Entries
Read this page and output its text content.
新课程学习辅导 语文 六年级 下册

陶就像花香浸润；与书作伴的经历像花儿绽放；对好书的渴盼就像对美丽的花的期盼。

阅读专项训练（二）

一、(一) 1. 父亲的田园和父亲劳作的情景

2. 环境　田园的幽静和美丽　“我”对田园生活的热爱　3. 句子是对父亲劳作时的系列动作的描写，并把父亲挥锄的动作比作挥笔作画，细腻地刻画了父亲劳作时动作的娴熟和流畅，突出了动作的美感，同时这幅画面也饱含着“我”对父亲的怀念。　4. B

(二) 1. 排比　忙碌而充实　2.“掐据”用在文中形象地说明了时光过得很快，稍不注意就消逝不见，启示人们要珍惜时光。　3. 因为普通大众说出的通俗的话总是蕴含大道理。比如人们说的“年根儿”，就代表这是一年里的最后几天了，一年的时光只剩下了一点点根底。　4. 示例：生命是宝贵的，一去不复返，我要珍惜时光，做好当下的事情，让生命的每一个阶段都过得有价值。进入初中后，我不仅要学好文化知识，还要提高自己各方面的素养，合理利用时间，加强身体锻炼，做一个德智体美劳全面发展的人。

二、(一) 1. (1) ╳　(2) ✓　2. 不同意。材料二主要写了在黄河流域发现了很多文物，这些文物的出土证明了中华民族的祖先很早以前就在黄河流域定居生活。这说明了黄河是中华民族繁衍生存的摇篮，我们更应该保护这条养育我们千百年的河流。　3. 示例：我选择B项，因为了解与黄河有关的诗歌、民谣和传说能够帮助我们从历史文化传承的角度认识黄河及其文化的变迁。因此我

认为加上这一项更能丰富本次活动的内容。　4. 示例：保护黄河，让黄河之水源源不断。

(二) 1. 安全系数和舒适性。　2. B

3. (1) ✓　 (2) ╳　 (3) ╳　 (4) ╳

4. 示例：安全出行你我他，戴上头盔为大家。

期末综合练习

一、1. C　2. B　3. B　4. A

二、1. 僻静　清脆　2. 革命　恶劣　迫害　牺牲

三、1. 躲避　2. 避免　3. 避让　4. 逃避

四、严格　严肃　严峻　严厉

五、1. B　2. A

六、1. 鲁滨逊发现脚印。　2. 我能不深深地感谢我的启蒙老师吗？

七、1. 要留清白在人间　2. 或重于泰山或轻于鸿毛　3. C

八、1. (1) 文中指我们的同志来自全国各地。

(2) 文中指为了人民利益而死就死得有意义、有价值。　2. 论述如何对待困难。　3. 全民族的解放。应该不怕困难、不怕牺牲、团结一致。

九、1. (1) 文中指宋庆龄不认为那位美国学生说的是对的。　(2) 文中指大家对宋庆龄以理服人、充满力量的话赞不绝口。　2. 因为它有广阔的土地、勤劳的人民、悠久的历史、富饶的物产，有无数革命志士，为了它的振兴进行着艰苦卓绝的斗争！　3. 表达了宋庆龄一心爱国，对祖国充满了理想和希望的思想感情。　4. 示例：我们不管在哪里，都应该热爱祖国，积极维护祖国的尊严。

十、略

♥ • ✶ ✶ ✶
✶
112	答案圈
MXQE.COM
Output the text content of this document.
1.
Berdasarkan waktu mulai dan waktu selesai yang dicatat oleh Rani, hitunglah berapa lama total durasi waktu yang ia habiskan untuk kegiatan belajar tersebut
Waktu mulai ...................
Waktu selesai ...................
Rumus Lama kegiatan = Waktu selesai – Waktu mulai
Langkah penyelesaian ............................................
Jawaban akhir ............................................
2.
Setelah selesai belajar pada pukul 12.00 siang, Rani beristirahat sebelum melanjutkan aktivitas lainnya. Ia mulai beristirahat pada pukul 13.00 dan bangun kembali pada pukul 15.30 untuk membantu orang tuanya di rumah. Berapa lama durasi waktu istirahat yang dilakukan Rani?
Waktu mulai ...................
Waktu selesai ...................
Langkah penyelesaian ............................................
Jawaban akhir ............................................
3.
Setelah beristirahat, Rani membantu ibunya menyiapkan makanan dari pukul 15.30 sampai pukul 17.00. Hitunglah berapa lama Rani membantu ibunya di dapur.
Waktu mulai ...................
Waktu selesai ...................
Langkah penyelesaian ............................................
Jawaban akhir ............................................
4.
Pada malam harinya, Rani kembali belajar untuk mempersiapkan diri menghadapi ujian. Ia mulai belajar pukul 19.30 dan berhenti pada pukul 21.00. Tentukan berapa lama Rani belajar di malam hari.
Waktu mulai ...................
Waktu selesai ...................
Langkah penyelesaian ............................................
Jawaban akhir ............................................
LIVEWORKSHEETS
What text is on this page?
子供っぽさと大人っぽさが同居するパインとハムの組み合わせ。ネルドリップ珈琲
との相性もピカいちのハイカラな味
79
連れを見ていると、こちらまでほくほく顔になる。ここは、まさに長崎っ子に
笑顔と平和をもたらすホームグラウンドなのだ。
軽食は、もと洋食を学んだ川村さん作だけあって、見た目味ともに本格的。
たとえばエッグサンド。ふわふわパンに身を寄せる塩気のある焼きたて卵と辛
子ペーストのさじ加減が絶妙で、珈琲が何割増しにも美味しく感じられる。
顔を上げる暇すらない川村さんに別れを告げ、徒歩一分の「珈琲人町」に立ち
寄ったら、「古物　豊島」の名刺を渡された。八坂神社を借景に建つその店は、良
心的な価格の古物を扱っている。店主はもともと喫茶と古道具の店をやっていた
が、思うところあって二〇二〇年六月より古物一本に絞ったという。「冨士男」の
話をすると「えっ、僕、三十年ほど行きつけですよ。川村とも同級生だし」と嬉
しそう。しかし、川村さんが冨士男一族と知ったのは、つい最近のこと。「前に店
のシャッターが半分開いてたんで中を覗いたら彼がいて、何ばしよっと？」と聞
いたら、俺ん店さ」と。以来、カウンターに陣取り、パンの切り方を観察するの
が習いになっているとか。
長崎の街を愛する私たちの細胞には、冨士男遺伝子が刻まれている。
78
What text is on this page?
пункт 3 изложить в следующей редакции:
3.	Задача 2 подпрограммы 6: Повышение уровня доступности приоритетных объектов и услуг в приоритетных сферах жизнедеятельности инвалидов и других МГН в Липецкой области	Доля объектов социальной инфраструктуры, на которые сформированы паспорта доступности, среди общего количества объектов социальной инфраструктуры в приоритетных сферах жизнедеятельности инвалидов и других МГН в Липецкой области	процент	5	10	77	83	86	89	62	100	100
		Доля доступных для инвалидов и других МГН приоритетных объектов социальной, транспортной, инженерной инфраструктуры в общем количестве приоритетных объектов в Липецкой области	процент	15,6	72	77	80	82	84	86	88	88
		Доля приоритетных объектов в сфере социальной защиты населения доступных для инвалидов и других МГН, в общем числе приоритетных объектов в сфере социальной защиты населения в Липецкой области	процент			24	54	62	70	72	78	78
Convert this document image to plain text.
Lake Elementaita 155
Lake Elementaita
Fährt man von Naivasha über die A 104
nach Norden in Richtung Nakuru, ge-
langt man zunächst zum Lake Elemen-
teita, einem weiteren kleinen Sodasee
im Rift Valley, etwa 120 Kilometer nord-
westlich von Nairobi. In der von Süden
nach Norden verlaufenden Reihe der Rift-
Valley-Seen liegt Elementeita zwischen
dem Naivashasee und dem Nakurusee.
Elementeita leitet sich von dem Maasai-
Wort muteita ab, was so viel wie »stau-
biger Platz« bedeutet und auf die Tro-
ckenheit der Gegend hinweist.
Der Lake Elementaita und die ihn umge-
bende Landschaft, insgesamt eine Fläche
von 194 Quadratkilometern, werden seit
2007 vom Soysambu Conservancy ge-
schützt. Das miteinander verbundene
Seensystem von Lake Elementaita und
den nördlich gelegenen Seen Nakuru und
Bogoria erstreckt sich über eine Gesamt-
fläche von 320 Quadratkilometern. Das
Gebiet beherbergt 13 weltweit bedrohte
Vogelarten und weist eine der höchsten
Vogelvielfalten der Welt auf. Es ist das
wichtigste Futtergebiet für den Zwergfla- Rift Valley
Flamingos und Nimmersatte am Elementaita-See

Task goal
Select all lines in the listing above where the word "pada" appears, and show them.

Output
Setelah selesai belajar pada pukul 12.00 siang, Rani beristirahat sebelum melanjutkan aktivitas lainnya. Ia mulai beristirahat pada pukul 13.00 dan bangun kembali pada pukul 15.30 untuk membantu orang tuanya di rumah. Berapa lama durasi waktu istirahat yang dilakukan Rani?
Pada malam harinya, Rani kembali belajar untuk mempersiapkan diri menghadapi ujian. Ia mulai belajar pukul 19.30 dan berhenti pada pukul 21.00. Tentukan berapa lama Rani belajar di malam hari.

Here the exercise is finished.